» Problem
The entries below are to be written out again without alteration.

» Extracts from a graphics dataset
<<<<
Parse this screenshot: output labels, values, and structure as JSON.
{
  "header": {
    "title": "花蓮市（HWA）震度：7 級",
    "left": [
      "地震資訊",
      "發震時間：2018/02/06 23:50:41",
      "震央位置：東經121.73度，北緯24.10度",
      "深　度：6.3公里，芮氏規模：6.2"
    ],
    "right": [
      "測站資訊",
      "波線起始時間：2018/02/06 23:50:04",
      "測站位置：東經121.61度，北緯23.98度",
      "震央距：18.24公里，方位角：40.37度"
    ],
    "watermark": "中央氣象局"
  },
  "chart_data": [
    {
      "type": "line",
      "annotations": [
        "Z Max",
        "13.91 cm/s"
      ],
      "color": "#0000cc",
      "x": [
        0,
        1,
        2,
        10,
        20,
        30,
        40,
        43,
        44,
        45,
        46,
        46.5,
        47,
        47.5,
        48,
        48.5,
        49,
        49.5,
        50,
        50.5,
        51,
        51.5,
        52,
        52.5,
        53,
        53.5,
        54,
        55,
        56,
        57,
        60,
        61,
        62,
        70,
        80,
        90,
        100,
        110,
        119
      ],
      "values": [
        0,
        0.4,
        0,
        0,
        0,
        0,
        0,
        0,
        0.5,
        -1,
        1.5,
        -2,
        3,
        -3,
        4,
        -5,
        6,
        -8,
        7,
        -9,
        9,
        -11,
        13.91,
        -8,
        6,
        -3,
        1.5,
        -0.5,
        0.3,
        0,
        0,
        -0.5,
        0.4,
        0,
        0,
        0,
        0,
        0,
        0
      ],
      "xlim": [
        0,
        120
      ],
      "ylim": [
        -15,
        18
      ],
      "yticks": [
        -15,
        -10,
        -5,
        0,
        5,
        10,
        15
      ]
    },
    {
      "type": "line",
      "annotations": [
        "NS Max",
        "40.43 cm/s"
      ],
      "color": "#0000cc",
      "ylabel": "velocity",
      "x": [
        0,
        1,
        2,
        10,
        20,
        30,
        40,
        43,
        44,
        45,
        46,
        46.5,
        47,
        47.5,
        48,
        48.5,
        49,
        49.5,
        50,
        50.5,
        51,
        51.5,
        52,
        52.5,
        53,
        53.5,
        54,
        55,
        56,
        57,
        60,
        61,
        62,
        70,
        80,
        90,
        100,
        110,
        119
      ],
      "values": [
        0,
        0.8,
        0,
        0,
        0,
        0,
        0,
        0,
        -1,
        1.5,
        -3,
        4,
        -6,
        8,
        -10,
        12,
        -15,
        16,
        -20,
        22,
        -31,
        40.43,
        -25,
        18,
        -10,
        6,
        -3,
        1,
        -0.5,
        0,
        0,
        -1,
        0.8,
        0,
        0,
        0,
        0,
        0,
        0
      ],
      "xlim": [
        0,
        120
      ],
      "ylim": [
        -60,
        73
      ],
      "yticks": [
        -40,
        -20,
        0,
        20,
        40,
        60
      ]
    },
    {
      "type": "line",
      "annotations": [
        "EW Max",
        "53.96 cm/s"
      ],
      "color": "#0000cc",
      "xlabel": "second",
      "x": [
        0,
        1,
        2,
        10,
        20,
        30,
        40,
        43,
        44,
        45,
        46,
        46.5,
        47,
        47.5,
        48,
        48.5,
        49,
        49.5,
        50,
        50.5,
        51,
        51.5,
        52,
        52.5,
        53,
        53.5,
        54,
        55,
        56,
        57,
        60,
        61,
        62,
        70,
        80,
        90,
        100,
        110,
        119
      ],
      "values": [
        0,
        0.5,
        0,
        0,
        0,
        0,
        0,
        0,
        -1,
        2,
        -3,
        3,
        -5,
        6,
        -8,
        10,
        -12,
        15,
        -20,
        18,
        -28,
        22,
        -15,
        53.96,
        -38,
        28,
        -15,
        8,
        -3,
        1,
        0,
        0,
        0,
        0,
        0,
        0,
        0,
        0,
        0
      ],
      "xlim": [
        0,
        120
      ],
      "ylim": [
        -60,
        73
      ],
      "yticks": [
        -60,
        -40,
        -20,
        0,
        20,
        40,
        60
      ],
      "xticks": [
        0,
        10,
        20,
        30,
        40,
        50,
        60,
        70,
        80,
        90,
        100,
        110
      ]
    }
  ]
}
>>>>
» Complete response
Parse this screenshot: output labels, values, and structure as JSON.
{
  "header": {
    "title": "花蓮市（HWA）震度：7 級",
    "left": [
      "地震資訊",
      "發震時間：2018/02/06 23:50:41",
      "震央位置：東經121.73度，北緯24.10度",
      "深　度：6.3公里，芮氏規模：6.2"
    ],
    "right": [
      "測站資訊",
      "波線起始時間：2018/02/06 23:50:04",
      "測站位置：東經121.61度，北緯23.98度",
      "震央距：18.24公里，方位角：40.37度"
    ],
    "watermark": "中央氣象局"
  },
  "chart_data": [
    {
      "type": "line",
      "annotations": [
        "Z Max",
        "13.91 cm/s"
      ],
      "color": "#0000cc",
      "x": [
        0,
        1,
        2,
        10,
        20,
        30,
        40,
        43,
        44,
        45,
        46,
        46.5,
        47,
        47.5,
        48,
        48.5,
        49,
        49.5,
        50,
        50.5,
        51,
        51.5,
        52,
        52.5,
        53,
        53.5,
        54,
        55,
        56,
        57,
        60,
        61,
        62,
        70,
        80,
        90,
        100,
        110,
        119
      ],
      "values": [
        0,
        0.4,
        0,
        0,
        0,
        0,
        0,
        0,
        0.5,
        -1,
        1.5,
        -2,
        3,
        -3,
        4,
        -5,
        6,
        -8,
        7,
        -9,
        9,
        -11,
        13.91,
        -8,
        6,
        -3,
        1.5,
        -0.5,
        0.3,
        0,
        0,
        -0.5,
        0.4,
        0,
        0,
        0,
        0,
        0,
        0
      ],
      "xlim": [
        0,
        120
      ],
      "ylim": [
        -15,
        18
      ],
      "yticks": [
        -15,
        -10,
        -5,
        0,
        5,
        10,
        15
      ]
    },
    {
      "type": "line",
      "annotations": [
        "NS Max",
        "40.43 cm/s"
      ],
      "color": "#0000cc",
      "ylabel": "velocity",
      "x": [
        0,
        1,
        2,
        10,
        20,
        30,
        40,
        43,
        44,
        45,
        46,
        46.5,
        47,
        47.5,
        48,
        48.5,
        49,
        49.5,
        50,
        50.5,
        51,
        51.5,
        52,
        52.5,
        53,
        53.5,
        54,
        55,
        56,
        57,
        60,
        61,
        62,
        70,
        80,
        90,
        100,
        110,
        119
      ],
      "values": [
        0,
        0.8,
        0,
        0,
        0,
        0,
        0,
        0,
        -1,
        1.5,
        -3,
        4,
        -6,
        8,
        -10,
        12,
        -15,
        16,
        -20,
        22,
        -31,
        40.43,
        -25,
        18,
        -10,
        6,
        -3,
        1,
        -0.5,
        0,
        0,
        -1,
        0.8,
        0,
        0,
        0,
        0,
        0,
        0
      ],
      "xlim": [
        0,
        120
      ],
      "ylim": [
        -60,
        73
      ],
      "yticks": [
        -40,
        -20,
        0,
        20,
        40,
        60
      ]
    },
    {
      "type": "line",
      "annotations": [
        "EW Max",
        "53.96 cm/s"
      ],
      "color": "#0000cc",
      "xlabel": "second",
      "x": [
        0,
        1,
        2,
        10,
        20,
        30,
        40,
        43,
        44,
        45,
        46,
        46.5,
        47,
        47.5,
        48,
        48.5,
        49,
        49.5,
        50,
        50.5,
        51,
        51.5,
        52,
        52.5,
        53,
        53.5,
        54,
        55,
        56,
        57,
        60,
        61,
        62,
        70,
        80,
        90,
        100,
        110,
        119
      ],
      "values": [
        0,
        0.5,
        0,
        0,
        0,
        0,
        0,
        0,
        -1,
        2,
        -3,
        3,
        -5,
        6,
        -8,
        10,
        -12,
        15,
        -20,
        18,
        -28,
        22,
        -15,
        53.96,
        -38,
        28,
        -15,
        8,
        -3,
        1,
        0,
        0,
        0,
        0,
        0,
        0,
        0,
        0,
        0
      ],
      "xlim": [
        0,
        120
      ],
      "ylim": [
        -60,
        73
      ],
      "yticks": [
        -60,
        -40,
        -20,
        0,
        20,
        40,
        60
      ],
      "xticks": [
        0,
        10,
        20,
        30,
        40,
        50,
        60,
        70,
        80,
        90,
        100,
        110
      ]
    }
  ]
}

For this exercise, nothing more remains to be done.